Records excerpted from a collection
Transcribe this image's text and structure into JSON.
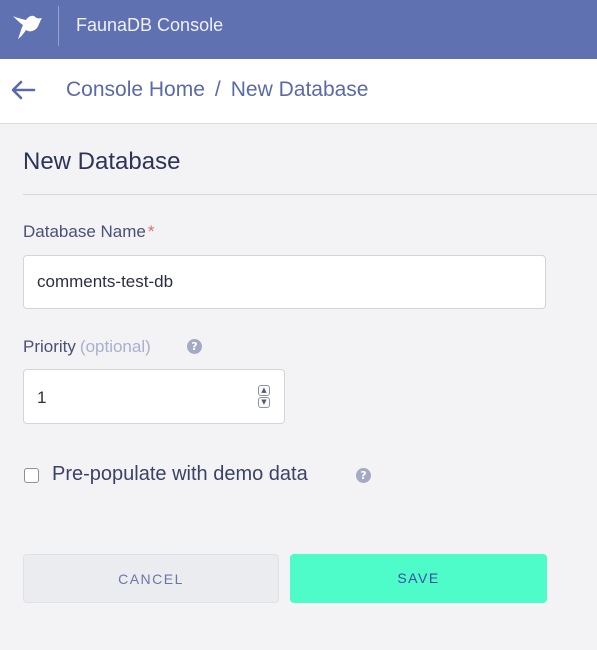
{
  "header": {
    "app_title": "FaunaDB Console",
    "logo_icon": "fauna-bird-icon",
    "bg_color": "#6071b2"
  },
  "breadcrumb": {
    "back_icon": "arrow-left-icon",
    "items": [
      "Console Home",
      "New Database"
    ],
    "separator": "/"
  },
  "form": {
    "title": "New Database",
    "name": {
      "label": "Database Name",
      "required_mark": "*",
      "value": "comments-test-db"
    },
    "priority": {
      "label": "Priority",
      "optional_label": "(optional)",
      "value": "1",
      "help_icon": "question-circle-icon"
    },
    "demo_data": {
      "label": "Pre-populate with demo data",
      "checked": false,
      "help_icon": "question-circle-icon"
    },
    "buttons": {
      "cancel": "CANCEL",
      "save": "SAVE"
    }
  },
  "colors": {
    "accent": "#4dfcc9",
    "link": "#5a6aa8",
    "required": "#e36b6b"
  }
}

◆ Exercise instructions
Pull every line containing "icon" out of the data above.

◆ Written answer
    "logo_icon": "fauna-bird-icon",
    "back_icon": "arrow-left-icon",
      "help_icon": "question-circle-icon"
      "help_icon": "question-circle-icon"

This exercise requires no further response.